● **Exercise task 1**
In the arc length exercises below, list every mark value that appears in square brackets, in the order it appears.

● **Excerpt**
================
Arc length of parametric curve

\includegraphics{figure_1} The parametric equations of the curve \(C\) shown in Figure 1 are $$x = a(t - \sin t), \quad y = a(1 - \cos t), \quad 0 \leq t \leq 2\pi$$ Find, by using integration, the length of \(C\). (Total 6 marks)

A curve is defined parametrically by $$x = t^3 + 5, \quad y = 6t^2 - 1$$ The arc length between the points where \(t = 0\) and \(t = 3\) on the curve is \(s\).

1. Show that \(s = \int_{0}^{3} 3t\sqrt{t^2 + A} \, \text{d}t\), stating the value of the constant \(A\). [4 marks]
2. Hence show that \(s = 61\). [4 marks]

The arc of the curve with equation \(y = 4 - \ln(1-x^2)\) from \(x = 0\) to \(x = \frac{3}{4}\) has length \(s\).

1. Show that \(s = \int_0^{\frac{3}{4}} \frac{\sqrt{1+x^2}}{1-x^2} \, dx\). [4 marks]
2. Find the value of \(s\), giving your answer in the form \(p + \ln N\), where \(p\) is a rational number and \(N\) is an integer. [6 marks]

A curve is defined parametrically by the equations $$x = \frac{3}{2}t^3 + 5$$ $$y = t^{\frac{3}{2}} \quad (t \geq 0)$$ Show that the arc length of the curve from \(t = 0\) to \(t = 2\) is equal to 26 units. [5 marks]
================
● **Extracted material**

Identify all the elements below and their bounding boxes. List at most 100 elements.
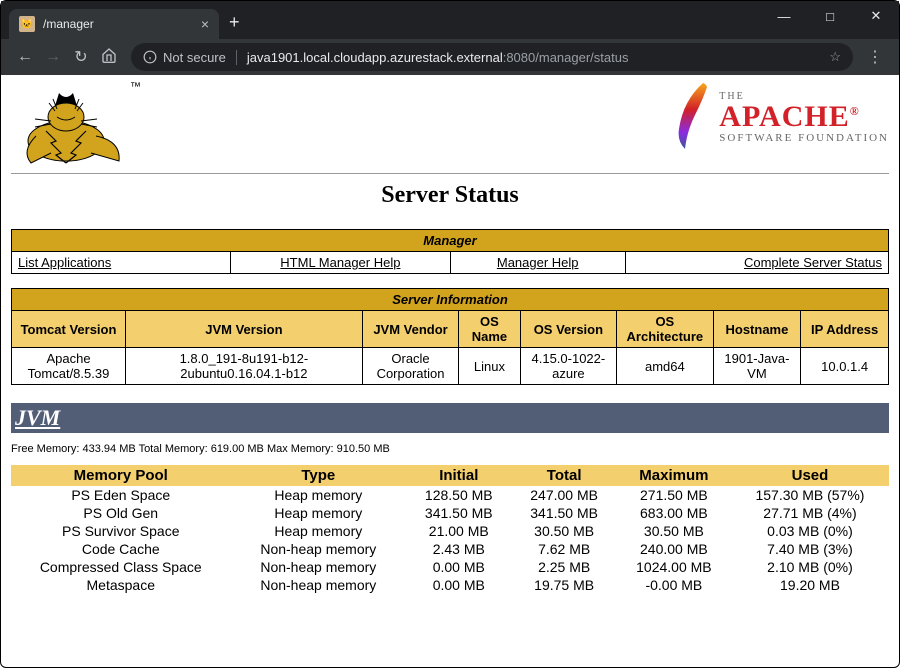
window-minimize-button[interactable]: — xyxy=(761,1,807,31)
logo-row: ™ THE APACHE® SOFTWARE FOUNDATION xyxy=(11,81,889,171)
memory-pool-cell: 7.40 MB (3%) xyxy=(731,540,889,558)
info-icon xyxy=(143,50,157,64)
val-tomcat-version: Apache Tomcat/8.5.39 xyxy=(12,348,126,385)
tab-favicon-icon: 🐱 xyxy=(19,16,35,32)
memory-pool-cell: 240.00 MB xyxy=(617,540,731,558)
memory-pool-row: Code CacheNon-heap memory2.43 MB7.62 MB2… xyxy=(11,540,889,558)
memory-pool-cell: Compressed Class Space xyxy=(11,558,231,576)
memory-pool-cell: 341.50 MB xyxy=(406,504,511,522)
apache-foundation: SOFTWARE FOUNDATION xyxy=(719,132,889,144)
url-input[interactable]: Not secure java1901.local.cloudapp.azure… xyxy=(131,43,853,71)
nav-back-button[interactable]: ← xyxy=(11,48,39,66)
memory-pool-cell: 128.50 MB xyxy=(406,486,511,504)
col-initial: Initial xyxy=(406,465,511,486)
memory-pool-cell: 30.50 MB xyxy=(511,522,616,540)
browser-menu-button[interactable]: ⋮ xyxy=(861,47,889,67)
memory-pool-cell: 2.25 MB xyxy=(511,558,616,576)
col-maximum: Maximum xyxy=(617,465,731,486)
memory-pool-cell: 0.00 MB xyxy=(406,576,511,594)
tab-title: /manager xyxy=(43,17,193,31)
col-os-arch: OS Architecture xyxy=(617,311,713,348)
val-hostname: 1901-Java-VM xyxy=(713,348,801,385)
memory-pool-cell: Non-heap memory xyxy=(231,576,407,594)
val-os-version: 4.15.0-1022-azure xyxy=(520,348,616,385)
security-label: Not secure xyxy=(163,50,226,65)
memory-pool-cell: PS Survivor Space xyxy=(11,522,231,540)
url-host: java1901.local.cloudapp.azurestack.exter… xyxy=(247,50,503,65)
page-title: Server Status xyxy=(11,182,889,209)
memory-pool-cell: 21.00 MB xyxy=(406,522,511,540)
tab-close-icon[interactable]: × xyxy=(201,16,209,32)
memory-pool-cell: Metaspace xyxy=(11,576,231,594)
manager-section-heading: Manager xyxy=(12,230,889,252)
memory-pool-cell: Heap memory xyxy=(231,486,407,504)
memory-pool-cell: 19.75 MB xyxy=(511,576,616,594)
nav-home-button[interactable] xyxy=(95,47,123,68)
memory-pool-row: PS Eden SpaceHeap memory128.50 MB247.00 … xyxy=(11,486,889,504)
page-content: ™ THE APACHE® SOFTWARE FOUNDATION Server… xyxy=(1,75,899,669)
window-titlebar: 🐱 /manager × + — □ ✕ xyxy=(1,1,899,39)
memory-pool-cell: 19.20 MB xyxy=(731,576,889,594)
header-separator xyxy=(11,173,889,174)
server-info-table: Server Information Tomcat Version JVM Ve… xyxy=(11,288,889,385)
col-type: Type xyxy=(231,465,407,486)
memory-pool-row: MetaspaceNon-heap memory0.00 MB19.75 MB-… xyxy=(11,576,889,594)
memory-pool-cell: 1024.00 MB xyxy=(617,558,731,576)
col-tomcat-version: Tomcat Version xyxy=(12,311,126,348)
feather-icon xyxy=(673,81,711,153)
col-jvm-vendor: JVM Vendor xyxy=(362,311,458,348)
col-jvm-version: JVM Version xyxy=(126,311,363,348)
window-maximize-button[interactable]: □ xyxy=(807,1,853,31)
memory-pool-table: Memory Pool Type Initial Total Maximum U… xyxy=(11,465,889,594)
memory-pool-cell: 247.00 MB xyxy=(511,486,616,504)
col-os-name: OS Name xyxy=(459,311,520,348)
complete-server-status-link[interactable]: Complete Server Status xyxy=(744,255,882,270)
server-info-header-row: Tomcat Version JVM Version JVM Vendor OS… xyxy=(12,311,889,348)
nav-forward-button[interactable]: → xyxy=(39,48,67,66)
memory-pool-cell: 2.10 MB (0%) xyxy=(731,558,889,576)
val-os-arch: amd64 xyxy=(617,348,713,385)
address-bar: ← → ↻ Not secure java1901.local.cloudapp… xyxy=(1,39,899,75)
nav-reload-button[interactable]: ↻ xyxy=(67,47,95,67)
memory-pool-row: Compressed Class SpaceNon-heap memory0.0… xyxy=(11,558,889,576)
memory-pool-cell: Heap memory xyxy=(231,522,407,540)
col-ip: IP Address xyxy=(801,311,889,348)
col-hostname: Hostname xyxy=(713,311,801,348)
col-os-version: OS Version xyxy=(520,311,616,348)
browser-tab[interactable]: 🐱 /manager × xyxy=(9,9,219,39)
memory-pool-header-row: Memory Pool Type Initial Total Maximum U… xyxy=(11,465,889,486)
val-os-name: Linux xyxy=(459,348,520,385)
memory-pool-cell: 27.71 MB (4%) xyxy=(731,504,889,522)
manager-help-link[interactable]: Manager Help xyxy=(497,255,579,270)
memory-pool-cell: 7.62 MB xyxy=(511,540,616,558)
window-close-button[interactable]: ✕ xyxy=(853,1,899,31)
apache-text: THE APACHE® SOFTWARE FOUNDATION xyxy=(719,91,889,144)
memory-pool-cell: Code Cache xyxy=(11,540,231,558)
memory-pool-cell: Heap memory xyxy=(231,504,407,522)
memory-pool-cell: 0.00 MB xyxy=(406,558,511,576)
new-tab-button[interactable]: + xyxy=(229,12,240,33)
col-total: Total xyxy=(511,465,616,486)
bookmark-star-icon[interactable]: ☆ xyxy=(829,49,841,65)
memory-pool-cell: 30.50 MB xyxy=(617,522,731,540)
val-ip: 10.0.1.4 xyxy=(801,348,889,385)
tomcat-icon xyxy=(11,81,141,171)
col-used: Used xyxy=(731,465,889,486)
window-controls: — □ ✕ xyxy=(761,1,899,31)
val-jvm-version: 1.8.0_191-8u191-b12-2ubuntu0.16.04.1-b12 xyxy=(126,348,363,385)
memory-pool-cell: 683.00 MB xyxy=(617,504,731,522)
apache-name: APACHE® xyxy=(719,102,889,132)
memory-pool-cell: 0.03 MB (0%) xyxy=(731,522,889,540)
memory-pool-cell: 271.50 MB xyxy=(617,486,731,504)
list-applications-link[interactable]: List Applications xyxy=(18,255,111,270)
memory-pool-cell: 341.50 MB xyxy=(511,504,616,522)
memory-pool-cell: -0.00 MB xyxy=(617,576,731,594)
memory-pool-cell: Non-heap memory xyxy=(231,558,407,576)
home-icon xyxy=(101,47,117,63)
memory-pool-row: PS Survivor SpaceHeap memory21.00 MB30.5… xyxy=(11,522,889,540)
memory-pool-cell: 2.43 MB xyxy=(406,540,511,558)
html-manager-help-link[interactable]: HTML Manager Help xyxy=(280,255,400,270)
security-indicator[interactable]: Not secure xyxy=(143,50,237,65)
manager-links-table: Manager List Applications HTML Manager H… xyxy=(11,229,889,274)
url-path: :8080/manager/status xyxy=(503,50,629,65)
================
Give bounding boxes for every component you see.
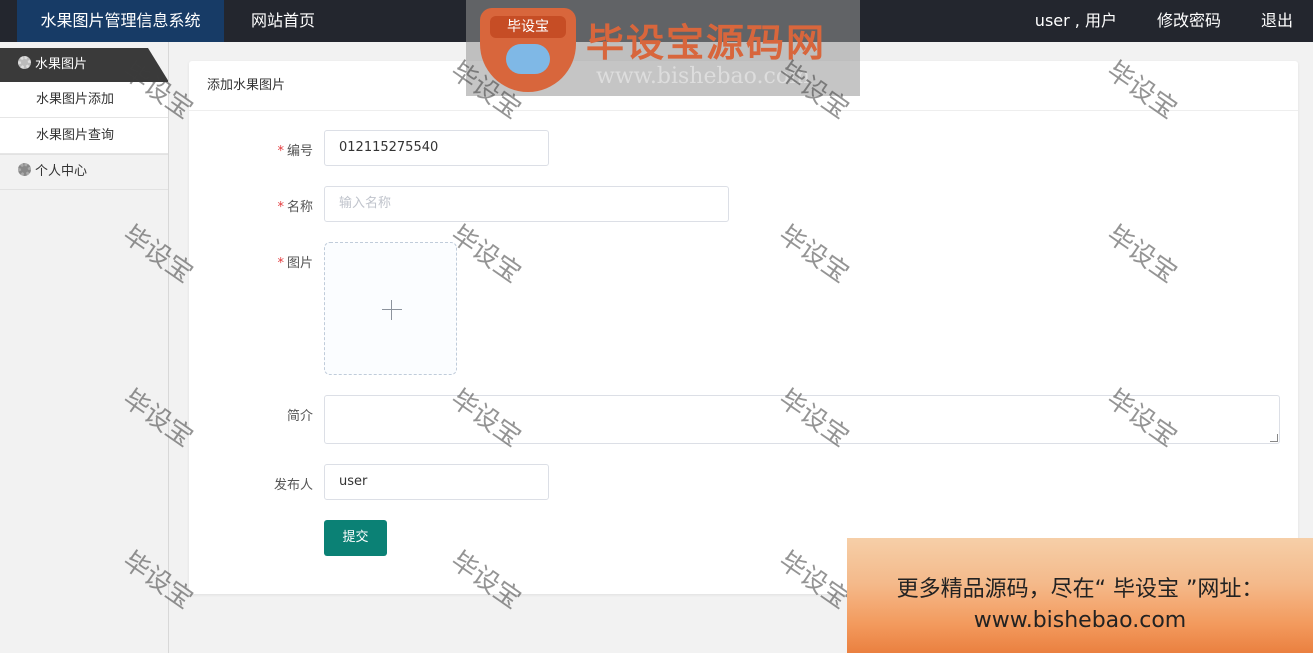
================
● **Exercise task 2**
How many lines of the entries above contain the string "Code"? Case counts. Give only the number.

● **Answer 1**
4, 4, 4, 6, 5

● **Answer 2**
2